WHAT IS BEING ASKED - Count, in the entries, the lines with "name". Answer with the number only.

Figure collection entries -
□ □ □ □ □ □ □

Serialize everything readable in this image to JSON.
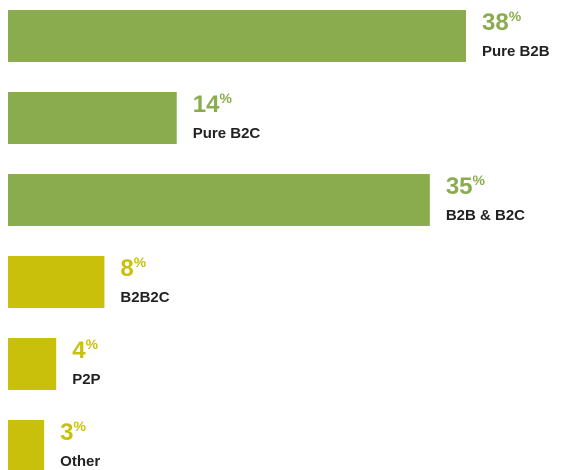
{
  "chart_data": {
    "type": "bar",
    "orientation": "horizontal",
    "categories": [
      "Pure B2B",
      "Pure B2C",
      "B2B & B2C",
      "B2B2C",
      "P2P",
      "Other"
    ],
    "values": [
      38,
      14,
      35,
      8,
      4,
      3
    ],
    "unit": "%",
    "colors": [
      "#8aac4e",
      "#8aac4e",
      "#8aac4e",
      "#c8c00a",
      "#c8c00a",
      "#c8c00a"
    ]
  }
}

□ □ □ □ □ □ □

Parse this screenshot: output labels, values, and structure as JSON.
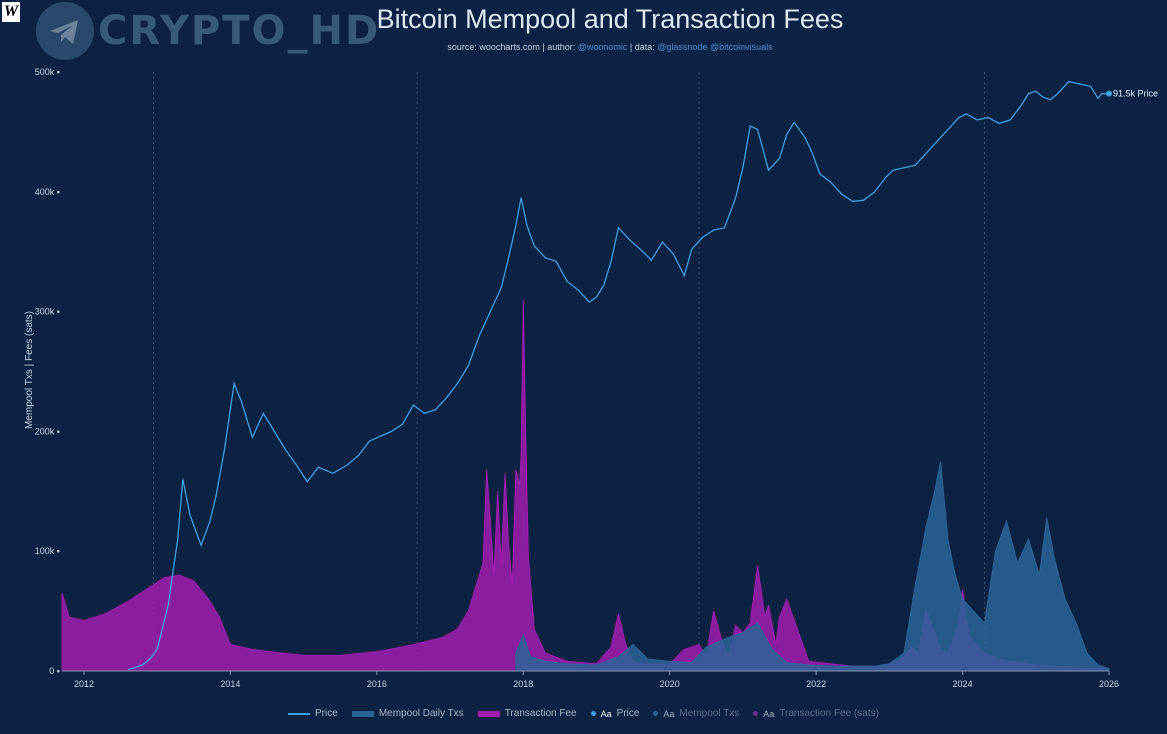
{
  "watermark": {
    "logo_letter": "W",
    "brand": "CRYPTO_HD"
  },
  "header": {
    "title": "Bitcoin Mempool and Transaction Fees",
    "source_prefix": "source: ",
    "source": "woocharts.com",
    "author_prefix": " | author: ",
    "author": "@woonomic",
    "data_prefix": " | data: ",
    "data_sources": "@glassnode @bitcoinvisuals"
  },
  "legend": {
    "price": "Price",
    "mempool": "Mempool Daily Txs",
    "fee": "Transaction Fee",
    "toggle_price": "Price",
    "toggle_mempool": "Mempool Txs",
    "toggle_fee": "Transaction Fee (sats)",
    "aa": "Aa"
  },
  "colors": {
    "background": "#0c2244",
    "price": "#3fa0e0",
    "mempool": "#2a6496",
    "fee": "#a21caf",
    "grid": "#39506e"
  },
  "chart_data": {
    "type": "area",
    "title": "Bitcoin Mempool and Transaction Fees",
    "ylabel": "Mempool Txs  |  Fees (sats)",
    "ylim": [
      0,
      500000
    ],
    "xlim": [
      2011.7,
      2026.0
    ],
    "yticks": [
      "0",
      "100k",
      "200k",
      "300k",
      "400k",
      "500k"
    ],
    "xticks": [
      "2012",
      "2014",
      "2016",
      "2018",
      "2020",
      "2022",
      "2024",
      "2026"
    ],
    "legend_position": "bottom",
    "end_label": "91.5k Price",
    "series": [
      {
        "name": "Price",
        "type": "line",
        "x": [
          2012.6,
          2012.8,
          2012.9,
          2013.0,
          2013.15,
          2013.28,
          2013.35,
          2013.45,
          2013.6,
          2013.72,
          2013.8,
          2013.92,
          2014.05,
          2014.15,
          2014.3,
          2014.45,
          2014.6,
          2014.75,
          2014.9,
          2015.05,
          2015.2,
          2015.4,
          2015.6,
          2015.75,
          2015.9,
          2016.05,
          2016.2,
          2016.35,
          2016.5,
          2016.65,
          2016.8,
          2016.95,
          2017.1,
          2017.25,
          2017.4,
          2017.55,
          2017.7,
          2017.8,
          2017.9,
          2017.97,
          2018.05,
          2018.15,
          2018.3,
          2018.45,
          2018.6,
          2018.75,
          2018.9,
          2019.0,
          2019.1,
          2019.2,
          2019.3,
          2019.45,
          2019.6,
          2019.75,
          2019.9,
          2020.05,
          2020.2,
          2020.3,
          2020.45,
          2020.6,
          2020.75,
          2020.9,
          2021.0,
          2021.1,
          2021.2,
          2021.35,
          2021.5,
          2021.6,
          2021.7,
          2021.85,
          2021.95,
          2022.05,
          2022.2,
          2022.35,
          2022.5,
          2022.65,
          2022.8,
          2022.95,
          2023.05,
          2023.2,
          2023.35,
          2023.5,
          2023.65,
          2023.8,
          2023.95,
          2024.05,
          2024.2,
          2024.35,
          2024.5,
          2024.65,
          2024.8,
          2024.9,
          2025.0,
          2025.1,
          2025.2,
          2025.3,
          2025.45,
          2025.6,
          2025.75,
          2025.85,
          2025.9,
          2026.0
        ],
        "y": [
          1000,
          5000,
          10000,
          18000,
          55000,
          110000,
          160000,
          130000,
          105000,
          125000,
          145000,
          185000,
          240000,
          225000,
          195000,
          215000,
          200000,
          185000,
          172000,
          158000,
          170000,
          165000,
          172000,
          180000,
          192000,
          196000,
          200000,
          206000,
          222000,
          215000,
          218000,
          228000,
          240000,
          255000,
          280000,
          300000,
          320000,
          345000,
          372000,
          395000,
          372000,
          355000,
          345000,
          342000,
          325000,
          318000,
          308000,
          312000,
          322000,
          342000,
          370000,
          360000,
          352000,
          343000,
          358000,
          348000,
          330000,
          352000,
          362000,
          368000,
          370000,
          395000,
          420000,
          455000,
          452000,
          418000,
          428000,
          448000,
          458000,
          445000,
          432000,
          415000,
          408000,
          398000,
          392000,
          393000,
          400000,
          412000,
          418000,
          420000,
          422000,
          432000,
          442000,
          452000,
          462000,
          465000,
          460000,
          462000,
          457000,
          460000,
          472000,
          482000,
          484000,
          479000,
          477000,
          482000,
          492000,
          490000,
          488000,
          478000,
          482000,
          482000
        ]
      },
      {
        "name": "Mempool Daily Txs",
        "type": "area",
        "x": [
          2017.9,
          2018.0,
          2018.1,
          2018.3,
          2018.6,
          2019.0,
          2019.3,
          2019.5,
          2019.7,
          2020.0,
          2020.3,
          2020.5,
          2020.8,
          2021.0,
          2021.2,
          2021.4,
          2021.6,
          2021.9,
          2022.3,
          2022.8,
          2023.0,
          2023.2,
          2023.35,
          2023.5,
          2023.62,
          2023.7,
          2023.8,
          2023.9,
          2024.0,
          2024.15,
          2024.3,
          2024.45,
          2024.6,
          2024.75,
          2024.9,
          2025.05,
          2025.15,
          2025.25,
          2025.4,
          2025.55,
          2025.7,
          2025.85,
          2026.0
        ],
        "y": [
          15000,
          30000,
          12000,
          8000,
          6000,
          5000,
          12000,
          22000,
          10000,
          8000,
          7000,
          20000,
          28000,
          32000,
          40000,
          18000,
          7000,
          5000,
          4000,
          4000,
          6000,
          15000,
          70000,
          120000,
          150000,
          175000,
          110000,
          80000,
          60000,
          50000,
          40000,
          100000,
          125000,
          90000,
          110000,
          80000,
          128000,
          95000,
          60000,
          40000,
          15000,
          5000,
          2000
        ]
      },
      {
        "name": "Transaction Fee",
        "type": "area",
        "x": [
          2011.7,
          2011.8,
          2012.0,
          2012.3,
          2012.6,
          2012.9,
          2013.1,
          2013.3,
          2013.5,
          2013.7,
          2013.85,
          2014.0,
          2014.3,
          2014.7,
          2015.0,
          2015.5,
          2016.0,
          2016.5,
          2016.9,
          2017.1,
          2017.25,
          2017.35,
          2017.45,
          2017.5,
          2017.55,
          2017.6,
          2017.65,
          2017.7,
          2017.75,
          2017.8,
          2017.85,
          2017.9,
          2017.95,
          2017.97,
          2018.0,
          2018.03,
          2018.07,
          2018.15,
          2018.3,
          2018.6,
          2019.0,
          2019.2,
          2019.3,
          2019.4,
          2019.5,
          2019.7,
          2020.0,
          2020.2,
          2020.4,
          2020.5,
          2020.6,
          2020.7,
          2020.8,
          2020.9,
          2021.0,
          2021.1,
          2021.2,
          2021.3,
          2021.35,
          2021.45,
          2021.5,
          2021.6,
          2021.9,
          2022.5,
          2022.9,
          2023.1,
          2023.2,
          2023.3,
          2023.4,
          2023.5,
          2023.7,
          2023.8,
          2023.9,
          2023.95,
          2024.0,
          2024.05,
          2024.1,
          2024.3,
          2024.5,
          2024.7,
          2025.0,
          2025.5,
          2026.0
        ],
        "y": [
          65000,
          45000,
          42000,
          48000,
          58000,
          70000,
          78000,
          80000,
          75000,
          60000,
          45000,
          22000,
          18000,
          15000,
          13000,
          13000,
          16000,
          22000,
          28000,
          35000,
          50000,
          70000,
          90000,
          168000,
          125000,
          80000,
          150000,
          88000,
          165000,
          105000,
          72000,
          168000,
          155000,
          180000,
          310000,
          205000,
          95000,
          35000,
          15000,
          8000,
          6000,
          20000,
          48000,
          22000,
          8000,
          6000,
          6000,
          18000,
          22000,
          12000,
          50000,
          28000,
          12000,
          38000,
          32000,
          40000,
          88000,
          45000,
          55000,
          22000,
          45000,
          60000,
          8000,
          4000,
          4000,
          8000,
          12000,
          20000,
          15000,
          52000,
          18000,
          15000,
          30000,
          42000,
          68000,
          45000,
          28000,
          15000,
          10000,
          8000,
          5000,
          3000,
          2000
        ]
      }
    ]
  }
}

□ □ □ □ □ □ □

EXERCISE RESPONSE - 3